-- Exercise description --
Where a line holds "ofendida", copy it.

-- Data listing --
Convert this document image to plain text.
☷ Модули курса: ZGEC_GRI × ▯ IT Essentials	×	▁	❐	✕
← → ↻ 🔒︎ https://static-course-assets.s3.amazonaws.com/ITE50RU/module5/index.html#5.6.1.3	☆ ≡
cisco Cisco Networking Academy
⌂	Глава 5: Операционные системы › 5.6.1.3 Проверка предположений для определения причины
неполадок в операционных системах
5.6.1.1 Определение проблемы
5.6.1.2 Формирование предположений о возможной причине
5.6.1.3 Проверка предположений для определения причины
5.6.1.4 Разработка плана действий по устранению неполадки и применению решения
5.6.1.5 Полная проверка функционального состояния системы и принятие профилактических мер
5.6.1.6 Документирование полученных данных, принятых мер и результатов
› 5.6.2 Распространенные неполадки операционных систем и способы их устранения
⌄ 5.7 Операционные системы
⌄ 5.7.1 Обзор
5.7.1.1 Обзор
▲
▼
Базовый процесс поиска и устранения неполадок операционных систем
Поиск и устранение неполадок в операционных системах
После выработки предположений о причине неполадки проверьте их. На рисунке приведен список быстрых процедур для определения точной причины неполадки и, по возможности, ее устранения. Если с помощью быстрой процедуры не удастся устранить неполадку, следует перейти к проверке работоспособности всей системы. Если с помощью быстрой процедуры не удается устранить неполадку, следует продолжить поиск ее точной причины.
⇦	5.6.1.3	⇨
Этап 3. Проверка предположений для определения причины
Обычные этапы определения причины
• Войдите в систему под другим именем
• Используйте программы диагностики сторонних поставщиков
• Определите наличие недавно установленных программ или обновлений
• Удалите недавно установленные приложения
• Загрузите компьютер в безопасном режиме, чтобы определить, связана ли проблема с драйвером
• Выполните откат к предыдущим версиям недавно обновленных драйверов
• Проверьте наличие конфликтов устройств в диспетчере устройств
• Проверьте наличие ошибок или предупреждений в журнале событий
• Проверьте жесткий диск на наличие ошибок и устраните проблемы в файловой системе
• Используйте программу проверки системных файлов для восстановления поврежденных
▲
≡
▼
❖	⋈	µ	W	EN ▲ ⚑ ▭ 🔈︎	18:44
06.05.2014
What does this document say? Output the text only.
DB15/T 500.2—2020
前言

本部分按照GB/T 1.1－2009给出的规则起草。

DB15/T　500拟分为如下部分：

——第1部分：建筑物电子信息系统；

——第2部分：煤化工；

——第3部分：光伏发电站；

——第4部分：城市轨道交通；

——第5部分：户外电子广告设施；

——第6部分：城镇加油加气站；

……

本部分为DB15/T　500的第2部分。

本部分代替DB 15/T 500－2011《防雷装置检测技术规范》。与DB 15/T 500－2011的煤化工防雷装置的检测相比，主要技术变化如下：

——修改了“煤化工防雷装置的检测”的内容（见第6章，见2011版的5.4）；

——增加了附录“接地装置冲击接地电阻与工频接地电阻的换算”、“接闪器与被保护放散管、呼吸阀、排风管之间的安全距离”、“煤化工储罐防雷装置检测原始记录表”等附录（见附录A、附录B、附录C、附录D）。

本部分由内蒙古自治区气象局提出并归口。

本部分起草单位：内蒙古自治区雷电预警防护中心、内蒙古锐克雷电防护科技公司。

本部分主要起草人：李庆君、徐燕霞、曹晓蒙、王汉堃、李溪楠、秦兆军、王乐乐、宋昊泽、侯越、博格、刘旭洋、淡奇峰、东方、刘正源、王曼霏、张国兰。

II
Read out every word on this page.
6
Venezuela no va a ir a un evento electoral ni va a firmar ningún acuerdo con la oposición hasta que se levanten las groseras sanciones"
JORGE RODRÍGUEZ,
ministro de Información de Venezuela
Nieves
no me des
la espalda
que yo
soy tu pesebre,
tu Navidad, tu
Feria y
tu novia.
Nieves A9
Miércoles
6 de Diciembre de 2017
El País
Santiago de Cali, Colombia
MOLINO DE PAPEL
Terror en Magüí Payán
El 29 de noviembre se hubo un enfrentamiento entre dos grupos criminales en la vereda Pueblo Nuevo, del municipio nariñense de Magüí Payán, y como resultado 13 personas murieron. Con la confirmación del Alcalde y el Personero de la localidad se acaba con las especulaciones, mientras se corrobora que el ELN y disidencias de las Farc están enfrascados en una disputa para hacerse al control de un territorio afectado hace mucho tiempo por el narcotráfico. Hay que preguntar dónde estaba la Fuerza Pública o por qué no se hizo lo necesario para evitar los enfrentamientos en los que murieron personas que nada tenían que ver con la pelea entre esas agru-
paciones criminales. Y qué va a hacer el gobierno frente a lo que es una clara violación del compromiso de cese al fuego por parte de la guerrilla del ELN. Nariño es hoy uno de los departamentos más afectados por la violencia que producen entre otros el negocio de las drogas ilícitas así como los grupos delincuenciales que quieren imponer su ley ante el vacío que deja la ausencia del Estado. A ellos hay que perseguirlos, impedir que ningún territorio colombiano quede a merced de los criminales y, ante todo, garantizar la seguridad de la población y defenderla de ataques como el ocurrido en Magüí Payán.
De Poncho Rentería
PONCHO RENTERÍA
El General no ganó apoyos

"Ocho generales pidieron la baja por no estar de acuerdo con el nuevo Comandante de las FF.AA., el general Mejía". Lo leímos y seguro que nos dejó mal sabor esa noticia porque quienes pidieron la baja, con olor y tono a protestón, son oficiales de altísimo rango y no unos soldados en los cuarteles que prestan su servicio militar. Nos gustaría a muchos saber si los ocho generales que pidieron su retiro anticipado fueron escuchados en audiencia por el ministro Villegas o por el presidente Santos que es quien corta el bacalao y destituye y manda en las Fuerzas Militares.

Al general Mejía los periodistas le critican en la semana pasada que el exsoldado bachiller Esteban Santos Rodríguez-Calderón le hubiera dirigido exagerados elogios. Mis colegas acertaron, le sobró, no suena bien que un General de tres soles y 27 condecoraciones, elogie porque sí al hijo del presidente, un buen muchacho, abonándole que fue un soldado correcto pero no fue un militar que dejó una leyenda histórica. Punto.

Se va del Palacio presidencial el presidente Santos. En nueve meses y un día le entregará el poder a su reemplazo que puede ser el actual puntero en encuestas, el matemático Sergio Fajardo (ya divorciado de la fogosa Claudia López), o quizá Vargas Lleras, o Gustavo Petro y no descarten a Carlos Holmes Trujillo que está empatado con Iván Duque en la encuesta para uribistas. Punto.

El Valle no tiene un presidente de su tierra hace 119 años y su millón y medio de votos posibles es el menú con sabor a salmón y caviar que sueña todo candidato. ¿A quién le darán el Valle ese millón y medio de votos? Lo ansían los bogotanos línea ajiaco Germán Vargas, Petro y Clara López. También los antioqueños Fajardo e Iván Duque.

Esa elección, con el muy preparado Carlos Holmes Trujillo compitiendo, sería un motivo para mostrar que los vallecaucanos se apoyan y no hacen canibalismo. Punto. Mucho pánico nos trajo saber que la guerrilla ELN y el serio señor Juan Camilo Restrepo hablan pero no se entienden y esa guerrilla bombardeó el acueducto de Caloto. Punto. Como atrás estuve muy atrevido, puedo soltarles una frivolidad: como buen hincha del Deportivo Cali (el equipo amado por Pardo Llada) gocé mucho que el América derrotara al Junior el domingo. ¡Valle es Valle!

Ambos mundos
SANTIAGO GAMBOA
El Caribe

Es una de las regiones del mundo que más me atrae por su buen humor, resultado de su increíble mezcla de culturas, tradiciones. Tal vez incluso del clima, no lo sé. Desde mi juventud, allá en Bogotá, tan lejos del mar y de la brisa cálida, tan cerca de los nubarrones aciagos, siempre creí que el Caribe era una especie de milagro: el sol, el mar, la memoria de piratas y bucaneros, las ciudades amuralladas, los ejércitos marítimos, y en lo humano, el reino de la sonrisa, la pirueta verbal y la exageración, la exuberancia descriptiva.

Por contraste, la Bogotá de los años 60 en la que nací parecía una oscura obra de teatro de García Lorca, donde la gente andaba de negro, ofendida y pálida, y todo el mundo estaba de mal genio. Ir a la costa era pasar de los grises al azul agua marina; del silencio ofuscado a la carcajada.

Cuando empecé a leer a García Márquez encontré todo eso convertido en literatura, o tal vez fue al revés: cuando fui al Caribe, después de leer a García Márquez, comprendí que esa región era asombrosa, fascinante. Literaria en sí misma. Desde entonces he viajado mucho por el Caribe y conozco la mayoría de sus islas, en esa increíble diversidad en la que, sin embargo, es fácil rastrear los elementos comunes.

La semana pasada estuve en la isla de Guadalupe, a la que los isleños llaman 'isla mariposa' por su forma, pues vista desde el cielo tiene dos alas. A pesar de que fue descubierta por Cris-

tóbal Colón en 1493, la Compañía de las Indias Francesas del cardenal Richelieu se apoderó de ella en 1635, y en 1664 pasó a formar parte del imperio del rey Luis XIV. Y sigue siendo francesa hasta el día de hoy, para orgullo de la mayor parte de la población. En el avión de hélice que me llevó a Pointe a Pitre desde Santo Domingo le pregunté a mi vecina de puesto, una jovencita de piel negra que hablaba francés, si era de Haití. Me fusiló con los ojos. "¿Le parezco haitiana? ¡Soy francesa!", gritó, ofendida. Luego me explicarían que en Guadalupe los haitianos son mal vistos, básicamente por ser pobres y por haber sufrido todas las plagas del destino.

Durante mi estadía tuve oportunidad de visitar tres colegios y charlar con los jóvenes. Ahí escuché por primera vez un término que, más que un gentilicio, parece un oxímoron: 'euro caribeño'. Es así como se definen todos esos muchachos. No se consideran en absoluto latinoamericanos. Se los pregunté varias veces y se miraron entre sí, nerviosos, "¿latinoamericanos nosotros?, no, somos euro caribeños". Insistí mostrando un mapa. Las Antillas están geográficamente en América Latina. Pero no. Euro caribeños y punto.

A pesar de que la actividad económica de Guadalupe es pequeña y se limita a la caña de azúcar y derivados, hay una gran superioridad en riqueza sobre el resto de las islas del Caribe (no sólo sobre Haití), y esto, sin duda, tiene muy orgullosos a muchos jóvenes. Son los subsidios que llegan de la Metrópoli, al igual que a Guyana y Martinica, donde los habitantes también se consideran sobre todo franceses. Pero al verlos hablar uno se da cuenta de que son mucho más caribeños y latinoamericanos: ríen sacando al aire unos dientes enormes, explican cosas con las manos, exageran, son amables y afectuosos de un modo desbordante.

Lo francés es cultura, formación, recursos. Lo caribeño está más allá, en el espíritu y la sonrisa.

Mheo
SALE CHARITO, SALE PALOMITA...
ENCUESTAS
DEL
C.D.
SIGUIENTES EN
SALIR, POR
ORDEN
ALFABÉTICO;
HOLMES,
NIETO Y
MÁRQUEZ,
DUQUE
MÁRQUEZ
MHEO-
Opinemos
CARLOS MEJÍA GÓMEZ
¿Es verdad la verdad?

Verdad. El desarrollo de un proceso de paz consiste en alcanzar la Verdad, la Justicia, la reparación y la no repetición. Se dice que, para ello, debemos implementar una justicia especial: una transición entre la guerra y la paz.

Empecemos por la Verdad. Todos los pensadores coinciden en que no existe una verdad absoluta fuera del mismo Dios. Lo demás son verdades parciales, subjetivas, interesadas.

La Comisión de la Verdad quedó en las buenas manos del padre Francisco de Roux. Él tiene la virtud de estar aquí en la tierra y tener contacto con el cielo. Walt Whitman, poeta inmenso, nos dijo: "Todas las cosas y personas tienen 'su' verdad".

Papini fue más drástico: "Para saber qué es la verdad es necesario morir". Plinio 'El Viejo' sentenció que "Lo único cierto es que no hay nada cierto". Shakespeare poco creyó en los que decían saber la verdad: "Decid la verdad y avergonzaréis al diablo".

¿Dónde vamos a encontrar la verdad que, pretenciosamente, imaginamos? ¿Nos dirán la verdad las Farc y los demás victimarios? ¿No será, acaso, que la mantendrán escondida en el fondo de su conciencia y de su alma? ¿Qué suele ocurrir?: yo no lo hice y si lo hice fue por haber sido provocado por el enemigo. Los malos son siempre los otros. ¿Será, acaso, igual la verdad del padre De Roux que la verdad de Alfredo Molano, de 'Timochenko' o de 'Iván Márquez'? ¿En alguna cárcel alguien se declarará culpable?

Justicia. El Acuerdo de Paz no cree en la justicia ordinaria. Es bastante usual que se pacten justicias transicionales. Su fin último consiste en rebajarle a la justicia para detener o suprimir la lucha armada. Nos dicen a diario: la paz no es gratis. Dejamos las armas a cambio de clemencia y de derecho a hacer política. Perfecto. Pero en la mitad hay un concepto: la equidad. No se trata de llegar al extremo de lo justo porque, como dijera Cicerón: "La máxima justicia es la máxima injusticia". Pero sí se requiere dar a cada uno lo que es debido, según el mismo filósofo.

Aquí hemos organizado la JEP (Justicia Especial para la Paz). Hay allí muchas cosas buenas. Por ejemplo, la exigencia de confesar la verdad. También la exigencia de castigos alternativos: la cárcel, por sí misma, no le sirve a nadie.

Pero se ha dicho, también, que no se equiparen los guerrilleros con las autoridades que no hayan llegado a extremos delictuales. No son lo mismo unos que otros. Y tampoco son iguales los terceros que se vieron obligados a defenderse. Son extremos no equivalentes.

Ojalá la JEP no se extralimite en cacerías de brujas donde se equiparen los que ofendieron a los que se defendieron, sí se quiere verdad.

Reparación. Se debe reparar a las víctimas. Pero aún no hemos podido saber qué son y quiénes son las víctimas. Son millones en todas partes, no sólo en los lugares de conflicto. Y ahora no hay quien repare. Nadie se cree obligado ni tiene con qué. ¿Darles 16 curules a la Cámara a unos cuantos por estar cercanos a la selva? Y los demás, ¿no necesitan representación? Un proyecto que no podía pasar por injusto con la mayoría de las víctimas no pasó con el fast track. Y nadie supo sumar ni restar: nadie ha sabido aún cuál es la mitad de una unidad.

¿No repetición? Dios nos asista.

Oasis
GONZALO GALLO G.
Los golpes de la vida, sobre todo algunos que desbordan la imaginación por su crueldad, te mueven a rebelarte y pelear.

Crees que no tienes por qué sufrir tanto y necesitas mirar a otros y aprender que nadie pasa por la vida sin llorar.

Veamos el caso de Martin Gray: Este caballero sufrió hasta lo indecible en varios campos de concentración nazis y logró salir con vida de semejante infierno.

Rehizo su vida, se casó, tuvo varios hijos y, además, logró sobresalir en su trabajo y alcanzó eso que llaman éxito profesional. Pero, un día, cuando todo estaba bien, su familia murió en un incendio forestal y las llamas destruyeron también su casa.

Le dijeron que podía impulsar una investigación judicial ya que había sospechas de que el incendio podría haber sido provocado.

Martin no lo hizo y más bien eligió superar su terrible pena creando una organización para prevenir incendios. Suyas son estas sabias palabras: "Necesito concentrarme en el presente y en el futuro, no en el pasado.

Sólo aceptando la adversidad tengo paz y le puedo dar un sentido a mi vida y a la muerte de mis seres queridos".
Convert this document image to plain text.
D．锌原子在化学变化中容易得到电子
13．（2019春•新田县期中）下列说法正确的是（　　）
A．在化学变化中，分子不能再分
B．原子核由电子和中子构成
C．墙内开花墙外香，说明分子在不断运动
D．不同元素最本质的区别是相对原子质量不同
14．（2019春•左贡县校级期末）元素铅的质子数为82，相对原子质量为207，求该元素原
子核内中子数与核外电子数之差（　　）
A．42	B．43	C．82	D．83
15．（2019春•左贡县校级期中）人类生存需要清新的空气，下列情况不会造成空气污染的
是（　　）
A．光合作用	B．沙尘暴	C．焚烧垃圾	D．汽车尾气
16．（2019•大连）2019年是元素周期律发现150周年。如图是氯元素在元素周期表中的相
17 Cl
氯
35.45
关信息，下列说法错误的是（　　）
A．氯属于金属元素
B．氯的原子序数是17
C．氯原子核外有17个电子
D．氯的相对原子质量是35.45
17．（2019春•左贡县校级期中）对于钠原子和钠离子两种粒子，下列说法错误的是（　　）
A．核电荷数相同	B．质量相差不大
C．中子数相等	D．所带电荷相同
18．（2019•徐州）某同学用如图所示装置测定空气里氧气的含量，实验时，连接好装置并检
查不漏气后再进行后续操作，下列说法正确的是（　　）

-- Response to this task --
Por contraste, la Bogotá de los años 60 en la que nací parecía una oscura obra de teatro de García Lorca, donde la gente andaba de negro, ofendida y pálida, y todo el mundo estaba de mal genio. Ir a la costa era pasar de los grises al azul agua marina; del silencio ofuscado a la carcajada.
tóbal Colón en 1493, la Compañía de las Indias Francesas del cardenal Richelieu se apoderó de ella en 1635, y en 1664 pasó a formar parte del imperio del rey Luis XIV. Y sigue siendo francesa hasta el día de hoy, para orgullo de la mayor parte de la población. En el avión de hélice que me llevó a Pointe a Pitre desde Santo Domingo le pregunté a mi vecina de puesto, una jovencita de piel negra que hablaba francés, si era de Haití. Me fusiló con los ojos. "¿Le parezco haitiana? ¡Soy francesa!", gritó, ofendida. Luego me explicarían que en Guadalupe los haitianos son mal vistos, básicamente por ser pobres y por haber sufrido todas las plagas del destino.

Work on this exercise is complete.